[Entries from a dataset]
## START
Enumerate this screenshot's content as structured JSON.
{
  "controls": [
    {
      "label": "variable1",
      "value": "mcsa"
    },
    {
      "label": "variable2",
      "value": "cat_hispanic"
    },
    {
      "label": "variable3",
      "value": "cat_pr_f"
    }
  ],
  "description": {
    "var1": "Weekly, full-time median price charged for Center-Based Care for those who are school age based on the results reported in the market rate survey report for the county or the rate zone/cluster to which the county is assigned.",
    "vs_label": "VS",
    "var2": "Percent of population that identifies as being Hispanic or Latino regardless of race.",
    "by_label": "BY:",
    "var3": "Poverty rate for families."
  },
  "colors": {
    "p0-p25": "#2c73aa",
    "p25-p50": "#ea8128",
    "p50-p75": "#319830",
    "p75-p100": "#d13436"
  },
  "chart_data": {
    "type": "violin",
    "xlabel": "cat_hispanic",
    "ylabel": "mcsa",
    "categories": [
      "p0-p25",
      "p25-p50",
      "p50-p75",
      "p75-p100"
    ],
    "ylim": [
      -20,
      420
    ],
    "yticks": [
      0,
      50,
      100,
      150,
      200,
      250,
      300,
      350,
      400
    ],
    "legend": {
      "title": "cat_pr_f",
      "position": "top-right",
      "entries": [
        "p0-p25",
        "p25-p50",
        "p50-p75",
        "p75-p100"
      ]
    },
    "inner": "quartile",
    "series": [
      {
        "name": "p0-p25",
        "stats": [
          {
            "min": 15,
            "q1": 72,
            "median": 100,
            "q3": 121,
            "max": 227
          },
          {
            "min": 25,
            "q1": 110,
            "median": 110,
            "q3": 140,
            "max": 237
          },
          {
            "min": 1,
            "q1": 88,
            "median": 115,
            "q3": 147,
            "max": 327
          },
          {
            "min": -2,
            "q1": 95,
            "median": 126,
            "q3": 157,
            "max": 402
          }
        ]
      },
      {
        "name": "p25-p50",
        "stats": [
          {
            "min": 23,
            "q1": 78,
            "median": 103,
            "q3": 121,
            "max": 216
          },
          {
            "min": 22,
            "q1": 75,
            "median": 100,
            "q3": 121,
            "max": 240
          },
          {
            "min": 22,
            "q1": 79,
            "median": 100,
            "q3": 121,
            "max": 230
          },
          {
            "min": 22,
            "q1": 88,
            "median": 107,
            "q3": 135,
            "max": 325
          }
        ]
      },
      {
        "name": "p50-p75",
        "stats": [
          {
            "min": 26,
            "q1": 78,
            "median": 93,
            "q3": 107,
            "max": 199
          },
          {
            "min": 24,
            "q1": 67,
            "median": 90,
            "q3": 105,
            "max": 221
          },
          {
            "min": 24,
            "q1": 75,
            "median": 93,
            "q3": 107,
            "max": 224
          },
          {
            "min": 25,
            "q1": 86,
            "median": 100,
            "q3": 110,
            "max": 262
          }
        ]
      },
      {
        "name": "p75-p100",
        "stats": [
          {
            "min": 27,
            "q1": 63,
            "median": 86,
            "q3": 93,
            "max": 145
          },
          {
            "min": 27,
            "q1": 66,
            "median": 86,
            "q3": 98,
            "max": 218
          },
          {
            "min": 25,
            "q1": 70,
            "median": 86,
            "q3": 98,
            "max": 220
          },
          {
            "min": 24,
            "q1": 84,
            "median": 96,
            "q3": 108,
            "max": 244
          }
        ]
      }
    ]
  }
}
## END
§ Task description:
Output all of the data again. Match it exactly.

§ Response to the task:
Enumerate this screenshot's content as structured JSON.
{
  "controls": [
    {
      "label": "variable1",
      "value": "mcsa"
    },
    {
      "label": "variable2",
      "value": "cat_hispanic"
    },
    {
      "label": "variable3",
      "value": "cat_pr_f"
    }
  ],
  "description": {
    "var1": "Weekly, full-time median price charged for Center-Based Care for those who are school age based on the results reported in the market rate survey report for the county or the rate zone/cluster to which the county is assigned.",
    "vs_label": "VS",
    "var2": "Percent of population that identifies as being Hispanic or Latino regardless of race.",
    "by_label": "BY:",
    "var3": "Poverty rate for families."
  },
  "colors": {
    "p0-p25": "#2c73aa",
    "p25-p50": "#ea8128",
    "p50-p75": "#319830",
    "p75-p100": "#d13436"
  },
  "chart_data": {
    "type": "violin",
    "xlabel": "cat_hispanic",
    "ylabel": "mcsa",
    "categories": [
      "p0-p25",
      "p25-p50",
      "p50-p75",
      "p75-p100"
    ],
    "ylim": [
      -20,
      420
    ],
    "yticks": [
      0,
      50,
      100,
      150,
      200,
      250,
      300,
      350,
      400
    ],
    "legend": {
      "title": "cat_pr_f",
      "position": "top-right",
      "entries": [
        "p0-p25",
        "p25-p50",
        "p50-p75",
        "p75-p100"
      ]
    },
    "inner": "quartile",
    "series": [
      {
        "name": "p0-p25",
        "stats": [
          {
            "min": 15,
            "q1": 72,
            "median": 100,
            "q3": 121,
            "max": 227
          },
          {
            "min": 25,
            "q1": 110,
            "median": 110,
            "q3": 140,
            "max": 237
          },
          {
            "min": 1,
            "q1": 88,
            "median": 115,
            "q3": 147,
            "max": 327
          },
          {
            "min": -2,
            "q1": 95,
            "median": 126,
            "q3": 157,
            "max": 402
          }
        ]
      },
      {
        "name": "p25-p50",
        "stats": [
          {
            "min": 23,
            "q1": 78,
            "median": 103,
            "q3": 121,
            "max": 216
          },
          {
            "min": 22,
            "q1": 75,
            "median": 100,
            "q3": 121,
            "max": 240
          },
          {
            "min": 22,
            "q1": 79,
            "median": 100,
            "q3": 121,
            "max": 230
          },
          {
            "min": 22,
            "q1": 88,
            "median": 107,
            "q3": 135,
            "max": 325
          }
        ]
      },
      {
        "name": "p50-p75",
        "stats": [
          {
            "min": 26,
            "q1": 78,
            "median": 93,
            "q3": 107,
            "max": 199
          },
          {
            "min": 24,
            "q1": 67,
            "median": 90,
            "q3": 105,
            "max": 221
          },
          {
            "min": 24,
            "q1": 75,
            "median": 93,
            "q3": 107,
            "max": 224
          },
          {
            "min": 25,
            "q1": 86,
            "median": 100,
            "q3": 110,
            "max": 262
          }
        ]
      },
      {
        "name": "p75-p100",
        "stats": [
          {
            "min": 27,
            "q1": 63,
            "median": 86,
            "q3": 93,
            "max": 145
          },
          {
            "min": 27,
            "q1": 66,
            "median": 86,
            "q3": 98,
            "max": 218
          },
          {
            "min": 25,
            "q1": 70,
            "median": 86,
            "q3": 98,
            "max": 220
          },
          {
            "min": 24,
            "q1": 84,
            "median": 96,
            "q3": 108,
            "max": 244
          }
        ]
      }
    ]
  }
}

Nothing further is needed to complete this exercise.